Given data:
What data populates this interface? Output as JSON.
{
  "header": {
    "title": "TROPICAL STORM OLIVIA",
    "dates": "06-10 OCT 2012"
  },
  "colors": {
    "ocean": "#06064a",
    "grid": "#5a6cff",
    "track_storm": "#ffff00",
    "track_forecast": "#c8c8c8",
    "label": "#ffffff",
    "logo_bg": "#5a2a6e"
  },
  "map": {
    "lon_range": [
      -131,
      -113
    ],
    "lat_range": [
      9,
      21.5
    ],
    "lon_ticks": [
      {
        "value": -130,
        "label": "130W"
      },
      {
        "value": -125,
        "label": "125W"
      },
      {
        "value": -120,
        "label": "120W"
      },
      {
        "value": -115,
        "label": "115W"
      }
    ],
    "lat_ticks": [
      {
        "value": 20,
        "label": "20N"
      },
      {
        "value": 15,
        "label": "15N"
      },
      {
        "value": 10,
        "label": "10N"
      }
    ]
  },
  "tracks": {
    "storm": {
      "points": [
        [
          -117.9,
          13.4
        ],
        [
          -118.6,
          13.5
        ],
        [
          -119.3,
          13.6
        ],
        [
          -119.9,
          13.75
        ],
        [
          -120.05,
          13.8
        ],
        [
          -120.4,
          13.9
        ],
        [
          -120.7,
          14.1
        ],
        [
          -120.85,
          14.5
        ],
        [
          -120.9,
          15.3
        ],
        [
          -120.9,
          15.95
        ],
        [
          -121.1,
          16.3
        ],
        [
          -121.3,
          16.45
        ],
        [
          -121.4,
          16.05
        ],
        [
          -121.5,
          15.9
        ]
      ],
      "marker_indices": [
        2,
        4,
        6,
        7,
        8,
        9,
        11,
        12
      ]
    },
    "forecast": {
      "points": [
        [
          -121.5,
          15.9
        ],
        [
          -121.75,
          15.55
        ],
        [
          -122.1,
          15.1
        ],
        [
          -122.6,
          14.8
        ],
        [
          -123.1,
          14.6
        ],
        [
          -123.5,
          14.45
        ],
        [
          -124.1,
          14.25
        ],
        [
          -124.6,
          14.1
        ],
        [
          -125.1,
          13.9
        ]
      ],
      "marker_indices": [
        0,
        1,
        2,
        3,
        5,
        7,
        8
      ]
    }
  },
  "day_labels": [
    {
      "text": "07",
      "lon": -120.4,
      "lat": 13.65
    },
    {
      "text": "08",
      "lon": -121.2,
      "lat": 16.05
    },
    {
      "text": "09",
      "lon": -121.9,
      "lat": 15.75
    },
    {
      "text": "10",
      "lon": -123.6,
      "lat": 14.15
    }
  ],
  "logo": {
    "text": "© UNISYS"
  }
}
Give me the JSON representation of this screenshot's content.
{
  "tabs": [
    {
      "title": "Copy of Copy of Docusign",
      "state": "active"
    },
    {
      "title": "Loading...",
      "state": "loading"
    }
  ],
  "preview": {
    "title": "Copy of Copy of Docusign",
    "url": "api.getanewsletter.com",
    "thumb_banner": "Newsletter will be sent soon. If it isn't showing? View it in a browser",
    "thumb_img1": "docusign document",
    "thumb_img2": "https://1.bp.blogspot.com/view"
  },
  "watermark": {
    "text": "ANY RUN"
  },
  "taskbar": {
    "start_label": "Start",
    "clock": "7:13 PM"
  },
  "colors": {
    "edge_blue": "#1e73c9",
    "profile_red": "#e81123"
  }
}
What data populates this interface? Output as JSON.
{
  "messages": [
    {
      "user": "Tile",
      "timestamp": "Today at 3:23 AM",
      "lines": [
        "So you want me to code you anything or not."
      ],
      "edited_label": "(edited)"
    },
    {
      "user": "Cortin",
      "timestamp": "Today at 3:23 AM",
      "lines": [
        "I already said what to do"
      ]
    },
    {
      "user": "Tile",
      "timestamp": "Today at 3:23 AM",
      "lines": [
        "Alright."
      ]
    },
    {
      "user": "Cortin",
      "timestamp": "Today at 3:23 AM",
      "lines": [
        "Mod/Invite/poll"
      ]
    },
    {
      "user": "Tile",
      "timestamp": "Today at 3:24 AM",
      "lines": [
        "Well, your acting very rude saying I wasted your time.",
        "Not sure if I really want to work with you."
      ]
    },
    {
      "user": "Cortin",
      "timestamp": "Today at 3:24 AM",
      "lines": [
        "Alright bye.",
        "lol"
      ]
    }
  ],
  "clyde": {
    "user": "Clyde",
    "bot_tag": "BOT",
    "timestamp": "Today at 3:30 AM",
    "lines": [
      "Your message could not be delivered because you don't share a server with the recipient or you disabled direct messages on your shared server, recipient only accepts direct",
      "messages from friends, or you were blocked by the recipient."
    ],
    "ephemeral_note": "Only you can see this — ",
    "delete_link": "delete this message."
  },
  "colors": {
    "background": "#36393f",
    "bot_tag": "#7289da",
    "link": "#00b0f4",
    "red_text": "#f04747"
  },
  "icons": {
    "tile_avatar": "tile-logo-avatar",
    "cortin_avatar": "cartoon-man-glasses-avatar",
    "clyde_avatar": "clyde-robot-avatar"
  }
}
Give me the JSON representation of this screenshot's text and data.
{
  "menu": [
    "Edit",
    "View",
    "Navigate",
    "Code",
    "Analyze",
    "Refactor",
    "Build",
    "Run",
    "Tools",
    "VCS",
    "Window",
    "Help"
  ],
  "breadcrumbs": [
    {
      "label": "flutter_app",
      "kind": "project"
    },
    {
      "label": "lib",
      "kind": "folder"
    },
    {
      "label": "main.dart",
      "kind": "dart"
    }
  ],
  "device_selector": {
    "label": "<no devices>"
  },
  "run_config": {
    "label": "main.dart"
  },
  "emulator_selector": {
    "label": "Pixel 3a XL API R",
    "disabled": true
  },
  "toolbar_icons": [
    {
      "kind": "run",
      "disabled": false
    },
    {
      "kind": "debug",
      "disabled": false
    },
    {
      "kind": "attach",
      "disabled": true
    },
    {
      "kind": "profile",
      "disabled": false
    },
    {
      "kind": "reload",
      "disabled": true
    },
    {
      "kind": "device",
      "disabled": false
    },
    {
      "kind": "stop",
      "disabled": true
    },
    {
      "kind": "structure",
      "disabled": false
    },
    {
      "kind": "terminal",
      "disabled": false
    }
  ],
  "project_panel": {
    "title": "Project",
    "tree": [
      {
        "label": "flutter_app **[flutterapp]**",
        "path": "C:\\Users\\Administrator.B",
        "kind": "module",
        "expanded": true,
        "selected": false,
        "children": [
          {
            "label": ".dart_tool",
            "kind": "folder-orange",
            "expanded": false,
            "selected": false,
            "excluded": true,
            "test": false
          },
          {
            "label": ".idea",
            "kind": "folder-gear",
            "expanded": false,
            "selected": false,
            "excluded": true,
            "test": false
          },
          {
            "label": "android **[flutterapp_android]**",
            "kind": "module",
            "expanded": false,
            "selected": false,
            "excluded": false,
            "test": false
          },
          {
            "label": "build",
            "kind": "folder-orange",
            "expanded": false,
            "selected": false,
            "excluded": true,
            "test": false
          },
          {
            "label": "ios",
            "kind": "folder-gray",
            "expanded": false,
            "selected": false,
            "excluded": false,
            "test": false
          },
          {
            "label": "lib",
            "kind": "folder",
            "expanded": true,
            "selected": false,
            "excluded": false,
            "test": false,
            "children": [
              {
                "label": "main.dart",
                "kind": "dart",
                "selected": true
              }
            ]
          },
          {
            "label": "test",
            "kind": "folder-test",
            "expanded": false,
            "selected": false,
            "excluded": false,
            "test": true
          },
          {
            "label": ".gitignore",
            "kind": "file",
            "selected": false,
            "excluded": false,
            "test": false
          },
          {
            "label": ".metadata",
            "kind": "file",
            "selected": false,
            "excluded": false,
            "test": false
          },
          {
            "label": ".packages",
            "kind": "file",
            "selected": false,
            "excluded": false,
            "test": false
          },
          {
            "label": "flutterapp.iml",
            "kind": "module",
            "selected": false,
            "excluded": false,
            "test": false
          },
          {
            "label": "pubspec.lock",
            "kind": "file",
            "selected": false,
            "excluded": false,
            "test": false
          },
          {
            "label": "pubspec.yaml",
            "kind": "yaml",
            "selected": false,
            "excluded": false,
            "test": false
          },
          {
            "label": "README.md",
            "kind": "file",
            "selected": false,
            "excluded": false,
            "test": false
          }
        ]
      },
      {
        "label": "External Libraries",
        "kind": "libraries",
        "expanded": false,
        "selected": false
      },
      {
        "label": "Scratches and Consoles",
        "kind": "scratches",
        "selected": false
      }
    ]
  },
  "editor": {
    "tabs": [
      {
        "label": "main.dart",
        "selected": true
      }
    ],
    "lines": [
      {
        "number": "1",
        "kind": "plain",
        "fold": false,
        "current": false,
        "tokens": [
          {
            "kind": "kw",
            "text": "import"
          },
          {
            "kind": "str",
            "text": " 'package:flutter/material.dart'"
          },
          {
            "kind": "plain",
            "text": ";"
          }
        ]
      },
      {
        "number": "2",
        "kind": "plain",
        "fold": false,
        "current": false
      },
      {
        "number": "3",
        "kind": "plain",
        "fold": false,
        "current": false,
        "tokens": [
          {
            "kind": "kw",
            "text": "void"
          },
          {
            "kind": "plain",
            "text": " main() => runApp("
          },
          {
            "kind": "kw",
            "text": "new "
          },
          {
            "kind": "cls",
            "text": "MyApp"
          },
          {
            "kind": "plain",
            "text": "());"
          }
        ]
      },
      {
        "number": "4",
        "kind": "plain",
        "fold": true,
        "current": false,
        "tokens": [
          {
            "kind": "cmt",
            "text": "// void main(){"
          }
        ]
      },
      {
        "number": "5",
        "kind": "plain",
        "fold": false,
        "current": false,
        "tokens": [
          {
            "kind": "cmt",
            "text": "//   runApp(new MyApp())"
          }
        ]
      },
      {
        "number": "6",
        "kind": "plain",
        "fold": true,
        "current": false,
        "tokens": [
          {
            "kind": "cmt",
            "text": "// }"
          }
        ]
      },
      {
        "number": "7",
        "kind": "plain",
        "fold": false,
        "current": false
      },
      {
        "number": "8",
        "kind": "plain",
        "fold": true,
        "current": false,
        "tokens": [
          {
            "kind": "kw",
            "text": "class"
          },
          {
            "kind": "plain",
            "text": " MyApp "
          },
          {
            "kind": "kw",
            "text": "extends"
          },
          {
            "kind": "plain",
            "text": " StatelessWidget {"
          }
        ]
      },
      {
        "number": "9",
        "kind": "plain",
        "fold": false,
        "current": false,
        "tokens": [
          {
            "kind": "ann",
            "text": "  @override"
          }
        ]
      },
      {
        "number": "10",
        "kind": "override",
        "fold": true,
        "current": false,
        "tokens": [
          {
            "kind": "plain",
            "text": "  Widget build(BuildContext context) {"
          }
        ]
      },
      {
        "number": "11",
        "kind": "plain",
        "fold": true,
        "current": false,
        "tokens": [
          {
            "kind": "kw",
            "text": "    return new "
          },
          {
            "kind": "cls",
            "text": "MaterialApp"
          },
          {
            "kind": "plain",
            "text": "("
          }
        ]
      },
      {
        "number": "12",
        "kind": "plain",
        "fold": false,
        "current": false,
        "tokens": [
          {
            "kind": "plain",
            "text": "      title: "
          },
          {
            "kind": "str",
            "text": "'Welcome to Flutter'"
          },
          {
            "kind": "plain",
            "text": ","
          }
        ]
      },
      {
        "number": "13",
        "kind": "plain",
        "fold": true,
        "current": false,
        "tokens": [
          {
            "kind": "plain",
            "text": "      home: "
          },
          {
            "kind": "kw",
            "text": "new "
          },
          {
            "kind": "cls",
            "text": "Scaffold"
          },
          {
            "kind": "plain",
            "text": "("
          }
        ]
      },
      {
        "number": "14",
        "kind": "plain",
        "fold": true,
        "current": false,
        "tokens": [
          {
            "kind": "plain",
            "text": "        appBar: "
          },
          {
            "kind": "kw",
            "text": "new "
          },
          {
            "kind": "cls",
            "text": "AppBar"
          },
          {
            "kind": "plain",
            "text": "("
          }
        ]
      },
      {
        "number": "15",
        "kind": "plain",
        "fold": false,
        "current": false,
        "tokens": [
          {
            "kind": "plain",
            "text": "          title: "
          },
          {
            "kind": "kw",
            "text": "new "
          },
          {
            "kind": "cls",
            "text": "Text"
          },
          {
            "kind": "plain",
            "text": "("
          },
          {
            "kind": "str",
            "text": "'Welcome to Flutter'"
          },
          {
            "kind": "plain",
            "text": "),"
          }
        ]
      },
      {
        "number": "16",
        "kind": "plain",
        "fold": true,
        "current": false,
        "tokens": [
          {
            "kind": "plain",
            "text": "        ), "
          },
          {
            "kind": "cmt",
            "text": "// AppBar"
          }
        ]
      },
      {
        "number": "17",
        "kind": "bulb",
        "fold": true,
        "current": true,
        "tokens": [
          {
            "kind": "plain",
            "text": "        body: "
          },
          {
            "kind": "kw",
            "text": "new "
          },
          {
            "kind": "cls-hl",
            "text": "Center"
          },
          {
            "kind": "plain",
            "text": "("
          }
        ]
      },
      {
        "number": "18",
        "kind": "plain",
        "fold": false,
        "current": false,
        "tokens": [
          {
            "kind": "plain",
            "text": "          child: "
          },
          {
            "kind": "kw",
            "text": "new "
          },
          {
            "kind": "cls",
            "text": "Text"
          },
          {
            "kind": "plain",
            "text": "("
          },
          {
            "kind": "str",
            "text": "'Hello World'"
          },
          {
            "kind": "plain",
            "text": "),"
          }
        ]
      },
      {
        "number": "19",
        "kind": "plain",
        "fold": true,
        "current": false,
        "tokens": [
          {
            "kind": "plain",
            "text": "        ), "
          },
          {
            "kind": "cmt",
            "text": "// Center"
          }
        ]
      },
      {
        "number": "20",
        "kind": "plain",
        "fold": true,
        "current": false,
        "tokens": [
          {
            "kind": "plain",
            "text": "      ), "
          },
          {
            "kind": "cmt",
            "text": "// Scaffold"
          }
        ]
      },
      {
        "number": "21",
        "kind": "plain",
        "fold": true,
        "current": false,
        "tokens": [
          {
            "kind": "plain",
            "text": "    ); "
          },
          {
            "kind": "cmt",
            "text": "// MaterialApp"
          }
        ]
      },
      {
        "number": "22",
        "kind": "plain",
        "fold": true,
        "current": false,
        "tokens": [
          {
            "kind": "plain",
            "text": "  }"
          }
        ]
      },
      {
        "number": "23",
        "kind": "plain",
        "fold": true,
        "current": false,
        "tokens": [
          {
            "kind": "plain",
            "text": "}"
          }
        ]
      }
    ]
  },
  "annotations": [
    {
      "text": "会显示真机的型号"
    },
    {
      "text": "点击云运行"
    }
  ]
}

Brief: Pull out each line containing the word "this" and copy it.

Exercise output:
What data populates this interface? Output as JSON.
Give me the JSON representation of this screenshot's content.
What data populates this interface? Output as JSON.
    "ephemeral_note": "Only you can see this — ",
    "delete_link": "delete this message."
Give me the JSON representation of this screenshot's text and data.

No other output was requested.